◆ WHAT YOU NEED TO DO
Find every line in the records below that holds the word "товаров", and copy it out.

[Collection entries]
--- BEGIN ---
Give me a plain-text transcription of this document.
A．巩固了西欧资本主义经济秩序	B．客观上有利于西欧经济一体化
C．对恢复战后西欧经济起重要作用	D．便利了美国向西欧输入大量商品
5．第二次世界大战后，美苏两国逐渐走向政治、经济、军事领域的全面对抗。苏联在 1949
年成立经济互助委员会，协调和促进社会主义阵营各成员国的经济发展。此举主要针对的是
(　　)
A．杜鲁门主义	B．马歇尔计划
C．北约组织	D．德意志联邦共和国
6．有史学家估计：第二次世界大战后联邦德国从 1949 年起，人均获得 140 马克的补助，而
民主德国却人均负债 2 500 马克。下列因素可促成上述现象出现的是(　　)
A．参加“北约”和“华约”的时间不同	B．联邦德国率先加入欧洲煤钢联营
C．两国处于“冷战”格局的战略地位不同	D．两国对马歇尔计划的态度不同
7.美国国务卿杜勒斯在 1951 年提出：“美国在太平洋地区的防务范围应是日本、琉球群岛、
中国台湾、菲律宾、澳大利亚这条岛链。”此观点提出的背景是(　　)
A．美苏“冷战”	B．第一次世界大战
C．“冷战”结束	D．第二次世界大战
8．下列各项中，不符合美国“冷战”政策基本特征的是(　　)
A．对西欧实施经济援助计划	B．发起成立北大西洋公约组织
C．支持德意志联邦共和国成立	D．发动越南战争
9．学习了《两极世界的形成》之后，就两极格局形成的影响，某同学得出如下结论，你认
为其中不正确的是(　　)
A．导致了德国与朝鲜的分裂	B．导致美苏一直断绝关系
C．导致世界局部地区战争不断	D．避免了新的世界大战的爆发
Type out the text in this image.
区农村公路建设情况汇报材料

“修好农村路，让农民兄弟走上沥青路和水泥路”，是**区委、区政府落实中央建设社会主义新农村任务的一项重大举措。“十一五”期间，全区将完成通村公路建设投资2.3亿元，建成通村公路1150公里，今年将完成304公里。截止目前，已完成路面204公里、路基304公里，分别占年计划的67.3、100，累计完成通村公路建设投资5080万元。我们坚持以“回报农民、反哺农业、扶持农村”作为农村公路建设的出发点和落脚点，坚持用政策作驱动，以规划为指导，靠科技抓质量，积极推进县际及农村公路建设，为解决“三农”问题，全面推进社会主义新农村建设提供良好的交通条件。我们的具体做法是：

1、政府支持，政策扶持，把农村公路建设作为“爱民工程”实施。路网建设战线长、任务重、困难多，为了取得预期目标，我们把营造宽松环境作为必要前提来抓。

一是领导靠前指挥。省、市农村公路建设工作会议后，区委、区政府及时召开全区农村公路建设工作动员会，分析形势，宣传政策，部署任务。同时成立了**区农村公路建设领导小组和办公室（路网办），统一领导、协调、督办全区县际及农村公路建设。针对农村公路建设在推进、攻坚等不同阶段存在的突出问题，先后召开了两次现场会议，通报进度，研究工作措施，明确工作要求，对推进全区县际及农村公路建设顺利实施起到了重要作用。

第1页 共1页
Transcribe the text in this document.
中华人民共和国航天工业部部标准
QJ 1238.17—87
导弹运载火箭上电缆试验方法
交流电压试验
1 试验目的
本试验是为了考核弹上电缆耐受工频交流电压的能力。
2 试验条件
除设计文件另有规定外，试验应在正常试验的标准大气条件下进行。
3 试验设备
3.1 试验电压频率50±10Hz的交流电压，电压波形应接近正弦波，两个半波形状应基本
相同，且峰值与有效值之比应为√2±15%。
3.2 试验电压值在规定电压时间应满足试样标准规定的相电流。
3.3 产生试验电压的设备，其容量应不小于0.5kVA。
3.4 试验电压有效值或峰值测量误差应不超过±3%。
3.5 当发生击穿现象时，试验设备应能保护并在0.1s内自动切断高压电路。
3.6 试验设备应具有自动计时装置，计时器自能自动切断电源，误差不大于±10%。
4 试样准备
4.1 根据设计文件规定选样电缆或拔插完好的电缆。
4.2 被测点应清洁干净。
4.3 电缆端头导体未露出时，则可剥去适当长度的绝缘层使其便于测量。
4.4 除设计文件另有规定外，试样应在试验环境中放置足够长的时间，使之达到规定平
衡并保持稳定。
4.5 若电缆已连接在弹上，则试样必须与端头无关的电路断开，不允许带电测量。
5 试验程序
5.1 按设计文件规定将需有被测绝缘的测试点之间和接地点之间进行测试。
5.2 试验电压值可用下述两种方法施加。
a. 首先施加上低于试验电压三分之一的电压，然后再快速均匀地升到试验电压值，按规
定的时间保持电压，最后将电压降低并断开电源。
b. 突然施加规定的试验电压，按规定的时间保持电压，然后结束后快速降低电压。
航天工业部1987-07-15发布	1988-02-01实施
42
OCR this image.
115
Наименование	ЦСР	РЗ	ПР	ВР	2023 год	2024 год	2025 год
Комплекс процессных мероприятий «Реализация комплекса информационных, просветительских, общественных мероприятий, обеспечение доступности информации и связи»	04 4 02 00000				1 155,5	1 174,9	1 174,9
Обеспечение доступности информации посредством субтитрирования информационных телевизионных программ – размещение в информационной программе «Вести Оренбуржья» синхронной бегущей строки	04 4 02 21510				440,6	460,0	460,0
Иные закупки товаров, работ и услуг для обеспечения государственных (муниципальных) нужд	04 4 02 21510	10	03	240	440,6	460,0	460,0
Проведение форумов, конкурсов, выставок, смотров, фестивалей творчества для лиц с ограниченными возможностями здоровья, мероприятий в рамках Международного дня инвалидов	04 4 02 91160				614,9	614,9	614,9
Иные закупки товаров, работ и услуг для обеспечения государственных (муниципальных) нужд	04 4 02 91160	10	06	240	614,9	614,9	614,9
--- END ---
◆ TASK ANSWER
Иные закупки товаров, работ и услуг для обеспечения государственных (муниципальных) нужд	04 4 02 21510	10	03	240	440,6	460,0	460,0
Иные закупки товаров, работ и услуг для обеспечения государственных (муниципальных) нужд	04 4 02 91160	10	06	240	614,9	614,9	614,9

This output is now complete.